(Part of a data file)
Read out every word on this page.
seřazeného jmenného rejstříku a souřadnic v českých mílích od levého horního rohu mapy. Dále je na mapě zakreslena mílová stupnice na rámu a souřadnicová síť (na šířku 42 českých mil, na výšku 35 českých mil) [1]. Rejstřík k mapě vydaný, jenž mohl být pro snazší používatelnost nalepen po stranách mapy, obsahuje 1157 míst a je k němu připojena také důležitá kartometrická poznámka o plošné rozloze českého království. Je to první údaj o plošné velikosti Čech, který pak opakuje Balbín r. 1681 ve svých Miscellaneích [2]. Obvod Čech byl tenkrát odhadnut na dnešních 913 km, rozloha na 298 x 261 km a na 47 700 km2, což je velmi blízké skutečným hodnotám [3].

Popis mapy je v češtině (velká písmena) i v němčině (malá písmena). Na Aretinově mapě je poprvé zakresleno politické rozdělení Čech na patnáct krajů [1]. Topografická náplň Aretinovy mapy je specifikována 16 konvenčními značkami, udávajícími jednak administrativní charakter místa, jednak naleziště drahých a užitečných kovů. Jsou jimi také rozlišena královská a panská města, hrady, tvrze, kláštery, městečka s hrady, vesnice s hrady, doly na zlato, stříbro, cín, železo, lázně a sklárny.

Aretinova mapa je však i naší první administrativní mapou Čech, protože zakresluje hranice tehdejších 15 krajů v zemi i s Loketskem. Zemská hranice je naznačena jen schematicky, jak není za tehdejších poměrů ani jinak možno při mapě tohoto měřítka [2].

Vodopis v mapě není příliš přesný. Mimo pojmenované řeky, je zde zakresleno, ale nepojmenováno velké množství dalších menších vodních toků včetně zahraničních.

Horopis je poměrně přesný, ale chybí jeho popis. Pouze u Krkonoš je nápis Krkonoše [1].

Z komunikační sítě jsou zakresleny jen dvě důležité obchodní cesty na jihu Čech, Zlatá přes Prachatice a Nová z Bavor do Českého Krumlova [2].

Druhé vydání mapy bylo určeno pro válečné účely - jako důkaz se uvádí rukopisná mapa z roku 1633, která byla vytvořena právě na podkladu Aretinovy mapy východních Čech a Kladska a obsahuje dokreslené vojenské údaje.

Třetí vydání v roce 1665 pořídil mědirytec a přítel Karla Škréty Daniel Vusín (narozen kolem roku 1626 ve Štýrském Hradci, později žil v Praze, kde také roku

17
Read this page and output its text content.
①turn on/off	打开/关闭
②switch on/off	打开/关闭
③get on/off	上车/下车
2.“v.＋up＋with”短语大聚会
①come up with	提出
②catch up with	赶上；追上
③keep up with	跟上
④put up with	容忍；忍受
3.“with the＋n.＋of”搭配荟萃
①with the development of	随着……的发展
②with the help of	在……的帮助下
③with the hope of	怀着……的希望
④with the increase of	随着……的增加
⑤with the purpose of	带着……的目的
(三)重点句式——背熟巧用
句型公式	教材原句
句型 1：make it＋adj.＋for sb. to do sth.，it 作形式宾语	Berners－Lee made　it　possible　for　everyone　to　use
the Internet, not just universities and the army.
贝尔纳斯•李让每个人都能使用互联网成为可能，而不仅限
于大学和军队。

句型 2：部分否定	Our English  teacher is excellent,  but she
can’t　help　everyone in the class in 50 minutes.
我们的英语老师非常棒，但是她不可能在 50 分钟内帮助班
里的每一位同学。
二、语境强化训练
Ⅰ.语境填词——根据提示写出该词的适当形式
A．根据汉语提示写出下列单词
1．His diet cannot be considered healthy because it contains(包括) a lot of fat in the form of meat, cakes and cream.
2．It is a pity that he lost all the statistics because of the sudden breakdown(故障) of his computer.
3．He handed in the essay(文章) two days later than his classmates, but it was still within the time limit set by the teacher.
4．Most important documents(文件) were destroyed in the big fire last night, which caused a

What is expected: Write out all of the records above exactly as they appear.

Complete response:
Read out every word on this page.
seřazeného jmenného rejstříku a souřadnic v českých mílích od levého horního rohu mapy. Dále je na mapě zakreslena mílová stupnice na rámu a souřadnicová síť (na šířku 42 českých mil, na výšku 35 českých mil) [1]. Rejstřík k mapě vydaný, jenž mohl být pro snazší používatelnost nalepen po stranách mapy, obsahuje 1157 míst a je k němu připojena také důležitá kartometrická poznámka o plošné rozloze českého království. Je to první údaj o plošné velikosti Čech, který pak opakuje Balbín r. 1681 ve svých Miscellaneích [2]. Obvod Čech byl tenkrát odhadnut na dnešních 913 km, rozloha na 298 x 261 km a na 47 700 km2, což je velmi blízké skutečným hodnotám [3].

Popis mapy je v češtině (velká písmena) i v němčině (malá písmena). Na Aretinově mapě je poprvé zakresleno politické rozdělení Čech na patnáct krajů [1]. Topografická náplň Aretinovy mapy je specifikována 16 konvenčními značkami, udávajícími jednak administrativní charakter místa, jednak naleziště drahých a užitečných kovů. Jsou jimi také rozlišena královská a panská města, hrady, tvrze, kláštery, městečka s hrady, vesnice s hrady, doly na zlato, stříbro, cín, železo, lázně a sklárny.

Aretinova mapa je však i naší první administrativní mapou Čech, protože zakresluje hranice tehdejších 15 krajů v zemi i s Loketskem. Zemská hranice je naznačena jen schematicky, jak není za tehdejších poměrů ani jinak možno při mapě tohoto měřítka [2].

Vodopis v mapě není příliš přesný. Mimo pojmenované řeky, je zde zakresleno, ale nepojmenováno velké množství dalších menších vodních toků včetně zahraničních.

Horopis je poměrně přesný, ale chybí jeho popis. Pouze u Krkonoš je nápis Krkonoše [1].

Z komunikační sítě jsou zakresleny jen dvě důležité obchodní cesty na jihu Čech, Zlatá přes Prachatice a Nová z Bavor do Českého Krumlova [2].

Druhé vydání mapy bylo určeno pro válečné účely - jako důkaz se uvádí rukopisná mapa z roku 1633, která byla vytvořena právě na podkladu Aretinovy mapy východních Čech a Kladska a obsahuje dokreslené vojenské údaje.

Třetí vydání v roce 1665 pořídil mědirytec a přítel Karla Škréty Daniel Vusín (narozen kolem roku 1626 ve Štýrském Hradci, později žil v Praze, kde také roku

17
Read this page and output its text content.
①turn on/off	打开/关闭
②switch on/off	打开/关闭
③get on/off	上车/下车
2.“v.＋up＋with”短语大聚会
①come up with	提出
②catch up with	赶上；追上
③keep up with	跟上
④put up with	容忍；忍受
3.“with the＋n.＋of”搭配荟萃
①with the development of	随着……的发展
②with the help of	在……的帮助下
③with the hope of	怀着……的希望
④with the increase of	随着……的增加
⑤with the purpose of	带着……的目的
(三)重点句式——背熟巧用
句型公式	教材原句
句型 1：make it＋adj.＋for sb. to do sth.，it 作形式宾语	Berners－Lee made　it　possible　for　everyone　to　use
the Internet, not just universities and the army.
贝尔纳斯•李让每个人都能使用互联网成为可能，而不仅限
于大学和军队。

句型 2：部分否定	Our English  teacher is excellent,  but she
can’t　help　everyone in the class in 50 minutes.
我们的英语老师非常棒，但是她不可能在 50 分钟内帮助班
里的每一位同学。
二、语境强化训练
Ⅰ.语境填词——根据提示写出该词的适当形式
A．根据汉语提示写出下列单词
1．His diet cannot be considered healthy because it contains(包括) a lot of fat in the form of meat, cakes and cream.
2．It is a pity that he lost all the statistics because of the sudden breakdown(故障) of his computer.
3．He handed in the essay(文章) two days later than his classmates, but it was still within the time limit set by the teacher.
4．Most important documents(文件) were destroyed in the big fire last night, which caused a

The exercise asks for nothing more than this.